#### What needs to be done:
Seek out every line containing the word "Fried", and copy each.

#### Given data:
# # # #

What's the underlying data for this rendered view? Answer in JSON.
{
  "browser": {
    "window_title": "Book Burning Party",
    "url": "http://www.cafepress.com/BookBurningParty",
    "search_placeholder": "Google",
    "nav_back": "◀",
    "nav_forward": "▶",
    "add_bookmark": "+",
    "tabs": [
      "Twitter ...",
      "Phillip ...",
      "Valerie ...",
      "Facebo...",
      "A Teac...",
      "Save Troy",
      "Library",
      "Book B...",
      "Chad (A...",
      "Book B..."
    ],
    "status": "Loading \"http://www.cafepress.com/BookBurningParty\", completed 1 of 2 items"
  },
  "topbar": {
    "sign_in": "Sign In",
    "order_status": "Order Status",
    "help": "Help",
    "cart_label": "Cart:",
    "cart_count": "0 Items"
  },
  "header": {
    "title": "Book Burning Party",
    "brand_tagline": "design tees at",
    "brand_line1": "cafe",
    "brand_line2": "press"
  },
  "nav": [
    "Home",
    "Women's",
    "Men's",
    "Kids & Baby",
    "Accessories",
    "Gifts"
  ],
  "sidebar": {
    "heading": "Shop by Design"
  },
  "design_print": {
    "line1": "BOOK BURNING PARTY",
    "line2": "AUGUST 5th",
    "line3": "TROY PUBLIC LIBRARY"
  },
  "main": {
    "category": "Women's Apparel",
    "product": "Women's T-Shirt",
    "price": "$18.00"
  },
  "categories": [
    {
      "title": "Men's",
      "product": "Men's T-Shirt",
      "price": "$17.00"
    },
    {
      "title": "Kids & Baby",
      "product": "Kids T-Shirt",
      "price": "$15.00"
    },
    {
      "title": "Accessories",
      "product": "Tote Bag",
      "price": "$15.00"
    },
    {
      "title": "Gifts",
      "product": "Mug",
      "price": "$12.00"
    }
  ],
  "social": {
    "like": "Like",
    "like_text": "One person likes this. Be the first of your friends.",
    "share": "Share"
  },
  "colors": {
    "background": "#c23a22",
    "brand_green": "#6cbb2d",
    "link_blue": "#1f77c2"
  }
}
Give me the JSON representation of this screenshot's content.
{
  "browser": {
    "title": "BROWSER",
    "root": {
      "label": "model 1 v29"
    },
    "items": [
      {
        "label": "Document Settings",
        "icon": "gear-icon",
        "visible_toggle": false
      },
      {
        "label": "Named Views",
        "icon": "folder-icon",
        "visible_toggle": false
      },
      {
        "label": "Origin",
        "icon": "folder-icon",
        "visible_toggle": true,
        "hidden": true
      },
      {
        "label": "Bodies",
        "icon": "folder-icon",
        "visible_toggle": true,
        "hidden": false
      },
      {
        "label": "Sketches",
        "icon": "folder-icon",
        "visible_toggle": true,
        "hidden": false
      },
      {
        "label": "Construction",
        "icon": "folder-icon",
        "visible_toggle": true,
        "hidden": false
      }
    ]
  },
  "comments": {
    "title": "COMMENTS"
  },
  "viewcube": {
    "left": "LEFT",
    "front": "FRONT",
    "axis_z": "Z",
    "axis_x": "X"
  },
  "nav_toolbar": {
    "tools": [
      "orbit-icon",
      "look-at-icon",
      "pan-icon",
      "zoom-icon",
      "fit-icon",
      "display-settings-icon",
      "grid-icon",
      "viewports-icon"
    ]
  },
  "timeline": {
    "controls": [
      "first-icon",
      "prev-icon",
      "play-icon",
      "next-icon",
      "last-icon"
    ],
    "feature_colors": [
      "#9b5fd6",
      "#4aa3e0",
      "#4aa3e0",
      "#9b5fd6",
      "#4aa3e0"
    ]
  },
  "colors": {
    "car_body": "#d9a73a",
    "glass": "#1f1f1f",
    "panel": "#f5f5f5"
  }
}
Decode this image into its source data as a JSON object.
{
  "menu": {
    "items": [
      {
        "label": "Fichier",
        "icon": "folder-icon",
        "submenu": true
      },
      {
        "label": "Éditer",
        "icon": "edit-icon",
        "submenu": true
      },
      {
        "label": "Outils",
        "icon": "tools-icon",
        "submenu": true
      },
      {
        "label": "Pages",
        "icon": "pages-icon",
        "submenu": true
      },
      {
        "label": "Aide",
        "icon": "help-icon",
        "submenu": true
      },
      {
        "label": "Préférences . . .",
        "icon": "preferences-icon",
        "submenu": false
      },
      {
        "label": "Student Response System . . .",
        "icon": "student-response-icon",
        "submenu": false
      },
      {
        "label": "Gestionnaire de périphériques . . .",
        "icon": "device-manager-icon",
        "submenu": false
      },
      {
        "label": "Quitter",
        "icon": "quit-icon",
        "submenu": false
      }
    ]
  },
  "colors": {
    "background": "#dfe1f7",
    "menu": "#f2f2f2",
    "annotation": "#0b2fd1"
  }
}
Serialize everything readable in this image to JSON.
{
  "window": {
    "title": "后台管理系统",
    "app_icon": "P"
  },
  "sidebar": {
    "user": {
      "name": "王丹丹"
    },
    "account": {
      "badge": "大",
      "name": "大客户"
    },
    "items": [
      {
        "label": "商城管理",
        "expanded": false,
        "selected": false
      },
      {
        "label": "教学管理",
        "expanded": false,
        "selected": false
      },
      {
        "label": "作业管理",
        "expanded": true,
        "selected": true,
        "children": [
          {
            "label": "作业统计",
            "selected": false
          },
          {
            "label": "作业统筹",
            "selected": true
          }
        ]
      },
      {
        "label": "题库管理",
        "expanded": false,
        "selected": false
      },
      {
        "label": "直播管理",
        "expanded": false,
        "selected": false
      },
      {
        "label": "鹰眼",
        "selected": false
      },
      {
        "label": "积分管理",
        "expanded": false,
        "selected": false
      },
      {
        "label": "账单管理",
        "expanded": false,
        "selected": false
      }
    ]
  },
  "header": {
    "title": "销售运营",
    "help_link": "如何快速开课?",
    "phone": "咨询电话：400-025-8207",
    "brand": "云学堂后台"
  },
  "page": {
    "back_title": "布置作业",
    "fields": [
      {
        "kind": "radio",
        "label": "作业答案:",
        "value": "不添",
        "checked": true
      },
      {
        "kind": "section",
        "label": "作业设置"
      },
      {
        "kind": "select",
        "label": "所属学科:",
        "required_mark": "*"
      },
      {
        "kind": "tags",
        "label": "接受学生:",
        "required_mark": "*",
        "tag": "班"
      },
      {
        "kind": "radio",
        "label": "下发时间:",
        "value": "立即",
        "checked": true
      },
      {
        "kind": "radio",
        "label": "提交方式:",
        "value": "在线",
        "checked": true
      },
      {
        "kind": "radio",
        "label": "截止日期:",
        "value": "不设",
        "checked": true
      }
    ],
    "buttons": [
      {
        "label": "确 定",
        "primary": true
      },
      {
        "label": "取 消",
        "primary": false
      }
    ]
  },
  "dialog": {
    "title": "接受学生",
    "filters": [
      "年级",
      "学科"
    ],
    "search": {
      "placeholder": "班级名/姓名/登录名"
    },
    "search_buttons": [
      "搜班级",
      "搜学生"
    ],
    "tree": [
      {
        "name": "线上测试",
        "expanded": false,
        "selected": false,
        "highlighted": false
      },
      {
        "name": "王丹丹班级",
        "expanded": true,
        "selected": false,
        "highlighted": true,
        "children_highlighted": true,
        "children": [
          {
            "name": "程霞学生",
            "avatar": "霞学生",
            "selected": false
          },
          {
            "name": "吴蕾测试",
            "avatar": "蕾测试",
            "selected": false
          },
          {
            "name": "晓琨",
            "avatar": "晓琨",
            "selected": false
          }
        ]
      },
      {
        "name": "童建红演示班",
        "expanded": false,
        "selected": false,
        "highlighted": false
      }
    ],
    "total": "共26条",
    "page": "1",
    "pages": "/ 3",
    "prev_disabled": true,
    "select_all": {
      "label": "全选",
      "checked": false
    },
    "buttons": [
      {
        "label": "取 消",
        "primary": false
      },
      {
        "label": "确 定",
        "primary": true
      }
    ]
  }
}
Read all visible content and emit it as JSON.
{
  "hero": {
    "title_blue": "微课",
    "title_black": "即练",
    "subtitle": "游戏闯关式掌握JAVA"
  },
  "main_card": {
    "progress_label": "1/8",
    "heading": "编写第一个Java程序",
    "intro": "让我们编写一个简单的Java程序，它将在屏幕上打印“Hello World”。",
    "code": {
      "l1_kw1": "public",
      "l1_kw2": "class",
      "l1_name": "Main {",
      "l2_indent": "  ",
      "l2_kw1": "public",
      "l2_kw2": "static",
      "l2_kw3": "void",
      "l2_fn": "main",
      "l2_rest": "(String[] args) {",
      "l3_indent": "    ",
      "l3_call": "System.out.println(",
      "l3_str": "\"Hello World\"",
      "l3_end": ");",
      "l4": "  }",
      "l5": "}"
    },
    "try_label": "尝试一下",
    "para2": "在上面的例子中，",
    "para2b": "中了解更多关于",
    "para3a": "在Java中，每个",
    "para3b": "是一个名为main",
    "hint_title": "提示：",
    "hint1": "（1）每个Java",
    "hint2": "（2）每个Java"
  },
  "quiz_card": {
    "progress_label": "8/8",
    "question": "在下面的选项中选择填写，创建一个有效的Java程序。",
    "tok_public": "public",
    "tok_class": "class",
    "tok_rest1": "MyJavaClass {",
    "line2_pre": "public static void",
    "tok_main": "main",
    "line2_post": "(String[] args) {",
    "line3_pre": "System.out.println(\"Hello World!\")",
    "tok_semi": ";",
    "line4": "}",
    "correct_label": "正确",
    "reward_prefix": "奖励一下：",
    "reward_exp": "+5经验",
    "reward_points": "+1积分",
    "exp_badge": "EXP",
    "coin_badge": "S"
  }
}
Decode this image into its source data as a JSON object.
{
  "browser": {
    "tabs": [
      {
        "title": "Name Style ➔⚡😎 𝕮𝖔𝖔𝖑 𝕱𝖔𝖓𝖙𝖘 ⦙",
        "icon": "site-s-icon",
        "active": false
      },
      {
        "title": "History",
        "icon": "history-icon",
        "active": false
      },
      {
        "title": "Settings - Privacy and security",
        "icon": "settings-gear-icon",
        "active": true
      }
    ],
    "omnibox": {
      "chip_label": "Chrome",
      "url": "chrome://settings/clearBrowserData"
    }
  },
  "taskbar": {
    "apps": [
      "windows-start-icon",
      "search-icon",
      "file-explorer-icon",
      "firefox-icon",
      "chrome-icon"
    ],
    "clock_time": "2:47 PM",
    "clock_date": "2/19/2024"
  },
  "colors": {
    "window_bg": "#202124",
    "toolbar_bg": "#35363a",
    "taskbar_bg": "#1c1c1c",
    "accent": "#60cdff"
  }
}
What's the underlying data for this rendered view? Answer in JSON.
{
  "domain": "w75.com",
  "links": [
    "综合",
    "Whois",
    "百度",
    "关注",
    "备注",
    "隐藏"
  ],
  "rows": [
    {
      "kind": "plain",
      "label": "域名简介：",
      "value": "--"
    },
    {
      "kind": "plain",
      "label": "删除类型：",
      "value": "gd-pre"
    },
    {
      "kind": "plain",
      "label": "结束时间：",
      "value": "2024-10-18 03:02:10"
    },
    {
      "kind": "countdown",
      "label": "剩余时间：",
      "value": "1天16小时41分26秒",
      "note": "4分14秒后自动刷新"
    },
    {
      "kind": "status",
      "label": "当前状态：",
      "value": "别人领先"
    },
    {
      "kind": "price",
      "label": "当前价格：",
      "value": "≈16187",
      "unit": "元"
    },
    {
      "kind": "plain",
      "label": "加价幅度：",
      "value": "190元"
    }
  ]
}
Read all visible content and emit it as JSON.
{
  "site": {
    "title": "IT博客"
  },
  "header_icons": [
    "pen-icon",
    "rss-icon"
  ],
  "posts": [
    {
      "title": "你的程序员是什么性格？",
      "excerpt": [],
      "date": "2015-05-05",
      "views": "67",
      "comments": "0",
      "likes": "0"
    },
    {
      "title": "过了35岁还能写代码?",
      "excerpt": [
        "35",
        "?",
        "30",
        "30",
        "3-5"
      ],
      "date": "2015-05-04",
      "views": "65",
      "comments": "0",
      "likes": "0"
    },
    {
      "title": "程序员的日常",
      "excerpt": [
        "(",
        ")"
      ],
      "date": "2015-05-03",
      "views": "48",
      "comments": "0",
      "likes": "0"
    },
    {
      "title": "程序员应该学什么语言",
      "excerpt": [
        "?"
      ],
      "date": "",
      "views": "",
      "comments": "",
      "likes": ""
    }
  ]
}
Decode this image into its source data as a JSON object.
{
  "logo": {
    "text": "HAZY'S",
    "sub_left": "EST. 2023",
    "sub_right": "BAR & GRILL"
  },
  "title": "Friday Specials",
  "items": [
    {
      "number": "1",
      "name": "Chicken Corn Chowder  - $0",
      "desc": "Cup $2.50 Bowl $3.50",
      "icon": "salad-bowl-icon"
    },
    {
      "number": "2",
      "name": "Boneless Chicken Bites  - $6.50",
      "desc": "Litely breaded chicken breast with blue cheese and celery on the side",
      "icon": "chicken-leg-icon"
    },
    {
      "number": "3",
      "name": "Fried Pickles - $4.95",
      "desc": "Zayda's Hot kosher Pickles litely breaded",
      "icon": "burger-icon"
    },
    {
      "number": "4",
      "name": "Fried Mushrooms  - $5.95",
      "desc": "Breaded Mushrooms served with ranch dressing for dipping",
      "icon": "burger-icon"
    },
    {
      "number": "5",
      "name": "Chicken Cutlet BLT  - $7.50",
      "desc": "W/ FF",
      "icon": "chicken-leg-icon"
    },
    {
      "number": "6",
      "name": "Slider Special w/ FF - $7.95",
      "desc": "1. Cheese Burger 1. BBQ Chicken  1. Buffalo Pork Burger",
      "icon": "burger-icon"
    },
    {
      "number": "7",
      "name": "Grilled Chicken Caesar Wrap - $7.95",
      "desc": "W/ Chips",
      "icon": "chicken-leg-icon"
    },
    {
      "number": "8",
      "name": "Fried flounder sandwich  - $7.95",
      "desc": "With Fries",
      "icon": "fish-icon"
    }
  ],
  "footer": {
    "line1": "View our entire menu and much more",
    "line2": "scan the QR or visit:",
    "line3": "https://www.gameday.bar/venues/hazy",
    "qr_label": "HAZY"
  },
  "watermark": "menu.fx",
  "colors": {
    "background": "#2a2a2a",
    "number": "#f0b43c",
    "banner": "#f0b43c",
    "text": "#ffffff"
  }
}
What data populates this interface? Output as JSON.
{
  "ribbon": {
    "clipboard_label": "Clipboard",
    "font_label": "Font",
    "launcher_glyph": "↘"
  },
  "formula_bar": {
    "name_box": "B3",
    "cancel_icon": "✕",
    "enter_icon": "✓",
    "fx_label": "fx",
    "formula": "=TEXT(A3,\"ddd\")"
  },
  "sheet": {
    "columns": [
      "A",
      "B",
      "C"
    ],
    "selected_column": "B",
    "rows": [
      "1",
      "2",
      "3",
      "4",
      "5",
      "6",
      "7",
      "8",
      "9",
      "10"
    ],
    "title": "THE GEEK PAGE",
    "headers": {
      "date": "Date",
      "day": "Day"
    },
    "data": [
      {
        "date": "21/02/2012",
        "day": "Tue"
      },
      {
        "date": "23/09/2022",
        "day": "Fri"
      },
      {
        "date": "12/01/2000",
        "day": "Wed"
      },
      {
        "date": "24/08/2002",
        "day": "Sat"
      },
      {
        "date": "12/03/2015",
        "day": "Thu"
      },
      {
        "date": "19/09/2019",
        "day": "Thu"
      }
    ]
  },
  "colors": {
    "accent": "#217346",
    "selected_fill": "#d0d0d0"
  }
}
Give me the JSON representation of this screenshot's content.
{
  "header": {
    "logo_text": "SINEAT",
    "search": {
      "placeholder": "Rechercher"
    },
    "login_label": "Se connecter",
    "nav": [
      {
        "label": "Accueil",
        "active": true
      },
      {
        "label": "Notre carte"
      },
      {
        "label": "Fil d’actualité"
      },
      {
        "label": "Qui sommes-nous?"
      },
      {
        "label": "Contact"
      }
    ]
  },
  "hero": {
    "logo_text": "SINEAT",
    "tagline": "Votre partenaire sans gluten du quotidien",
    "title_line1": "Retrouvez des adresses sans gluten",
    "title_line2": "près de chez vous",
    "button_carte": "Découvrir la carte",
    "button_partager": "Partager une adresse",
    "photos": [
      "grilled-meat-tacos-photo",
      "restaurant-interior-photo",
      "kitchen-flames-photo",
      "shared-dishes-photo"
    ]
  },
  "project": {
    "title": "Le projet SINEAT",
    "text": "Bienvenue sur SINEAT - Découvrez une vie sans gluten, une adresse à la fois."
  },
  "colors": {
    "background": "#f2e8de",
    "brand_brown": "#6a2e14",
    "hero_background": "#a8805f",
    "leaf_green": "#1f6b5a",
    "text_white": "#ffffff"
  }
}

# # # #

#### Response for this exercise:
      "name": "Fried Pickles - $4.95",
      "name": "Fried Mushrooms  - $5.95",
      "name": "Fried flounder sandwich  - $7.95",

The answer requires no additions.